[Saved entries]
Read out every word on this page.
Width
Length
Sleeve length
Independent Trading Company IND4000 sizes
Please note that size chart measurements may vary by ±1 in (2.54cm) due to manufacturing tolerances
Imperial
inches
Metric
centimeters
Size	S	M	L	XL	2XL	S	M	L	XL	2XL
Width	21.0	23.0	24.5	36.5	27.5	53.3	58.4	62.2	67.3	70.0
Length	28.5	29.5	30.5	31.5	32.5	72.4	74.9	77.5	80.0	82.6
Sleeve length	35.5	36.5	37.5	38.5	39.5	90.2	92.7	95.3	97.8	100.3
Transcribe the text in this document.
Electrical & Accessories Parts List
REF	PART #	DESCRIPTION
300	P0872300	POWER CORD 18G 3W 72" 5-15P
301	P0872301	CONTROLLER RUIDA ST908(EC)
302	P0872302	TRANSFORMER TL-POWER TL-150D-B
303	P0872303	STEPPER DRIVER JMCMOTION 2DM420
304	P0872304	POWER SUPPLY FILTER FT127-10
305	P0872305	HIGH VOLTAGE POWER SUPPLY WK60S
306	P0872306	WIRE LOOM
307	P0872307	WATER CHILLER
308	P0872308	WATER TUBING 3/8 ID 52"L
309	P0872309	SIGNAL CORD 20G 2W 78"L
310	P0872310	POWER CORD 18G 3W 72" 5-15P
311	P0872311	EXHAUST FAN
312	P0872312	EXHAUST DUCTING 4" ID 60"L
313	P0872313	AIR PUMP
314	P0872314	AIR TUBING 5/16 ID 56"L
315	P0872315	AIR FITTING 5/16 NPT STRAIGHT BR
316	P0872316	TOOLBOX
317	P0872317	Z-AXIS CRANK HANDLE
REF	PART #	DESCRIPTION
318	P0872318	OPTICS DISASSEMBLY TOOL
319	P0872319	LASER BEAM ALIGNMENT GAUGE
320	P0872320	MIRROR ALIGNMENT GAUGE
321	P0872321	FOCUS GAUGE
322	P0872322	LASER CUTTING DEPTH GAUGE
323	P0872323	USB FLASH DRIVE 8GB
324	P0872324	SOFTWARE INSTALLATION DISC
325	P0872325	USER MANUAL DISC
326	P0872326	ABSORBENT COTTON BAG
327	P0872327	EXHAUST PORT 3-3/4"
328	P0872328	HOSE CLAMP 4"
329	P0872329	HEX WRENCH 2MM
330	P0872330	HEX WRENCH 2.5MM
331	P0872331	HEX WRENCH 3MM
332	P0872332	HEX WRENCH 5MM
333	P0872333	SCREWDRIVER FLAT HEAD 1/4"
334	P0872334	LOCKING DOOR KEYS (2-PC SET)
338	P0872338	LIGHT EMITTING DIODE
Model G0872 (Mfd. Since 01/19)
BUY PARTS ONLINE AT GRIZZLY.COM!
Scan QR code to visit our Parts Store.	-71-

§ **DIRECTIONS FOR THIS TASK**: Copy every line exactly. Leave nothing out.

§ **ANSWER FOR THE TASK**:
Read out every word on this page.
Width
Length
Sleeve length
Independent Trading Company IND4000 sizes
Please note that size chart measurements may vary by ±1 in (2.54cm) due to manufacturing tolerances
Imperial
inches
Metric
centimeters
Size	S	M	L	XL	2XL	S	M	L	XL	2XL
Width	21.0	23.0	24.5	36.5	27.5	53.3	58.4	62.2	67.3	70.0
Length	28.5	29.5	30.5	31.5	32.5	72.4	74.9	77.5	80.0	82.6
Sleeve length	35.5	36.5	37.5	38.5	39.5	90.2	92.7	95.3	97.8	100.3
Transcribe the text in this document.
Electrical & Accessories Parts List
REF	PART #	DESCRIPTION
300	P0872300	POWER CORD 18G 3W 72" 5-15P
301	P0872301	CONTROLLER RUIDA ST908(EC)
302	P0872302	TRANSFORMER TL-POWER TL-150D-B
303	P0872303	STEPPER DRIVER JMCMOTION 2DM420
304	P0872304	POWER SUPPLY FILTER FT127-10
305	P0872305	HIGH VOLTAGE POWER SUPPLY WK60S
306	P0872306	WIRE LOOM
307	P0872307	WATER CHILLER
308	P0872308	WATER TUBING 3/8 ID 52"L
309	P0872309	SIGNAL CORD 20G 2W 78"L
310	P0872310	POWER CORD 18G 3W 72" 5-15P
311	P0872311	EXHAUST FAN
312	P0872312	EXHAUST DUCTING 4" ID 60"L
313	P0872313	AIR PUMP
314	P0872314	AIR TUBING 5/16 ID 56"L
315	P0872315	AIR FITTING 5/16 NPT STRAIGHT BR
316	P0872316	TOOLBOX
317	P0872317	Z-AXIS CRANK HANDLE
REF	PART #	DESCRIPTION
318	P0872318	OPTICS DISASSEMBLY TOOL
319	P0872319	LASER BEAM ALIGNMENT GAUGE
320	P0872320	MIRROR ALIGNMENT GAUGE
321	P0872321	FOCUS GAUGE
322	P0872322	LASER CUTTING DEPTH GAUGE
323	P0872323	USB FLASH DRIVE 8GB
324	P0872324	SOFTWARE INSTALLATION DISC
325	P0872325	USER MANUAL DISC
326	P0872326	ABSORBENT COTTON BAG
327	P0872327	EXHAUST PORT 3-3/4"
328	P0872328	HOSE CLAMP 4"
329	P0872329	HEX WRENCH 2MM
330	P0872330	HEX WRENCH 2.5MM
331	P0872331	HEX WRENCH 3MM
332	P0872332	HEX WRENCH 5MM
333	P0872333	SCREWDRIVER FLAT HEAD 1/4"
334	P0872334	LOCKING DOOR KEYS (2-PC SET)
338	P0872338	LIGHT EMITTING DIODE
Model G0872 (Mfd. Since 01/19)
BUY PARTS ONLINE AT GRIZZLY.COM!
Scan QR code to visit our Parts Store.	-71-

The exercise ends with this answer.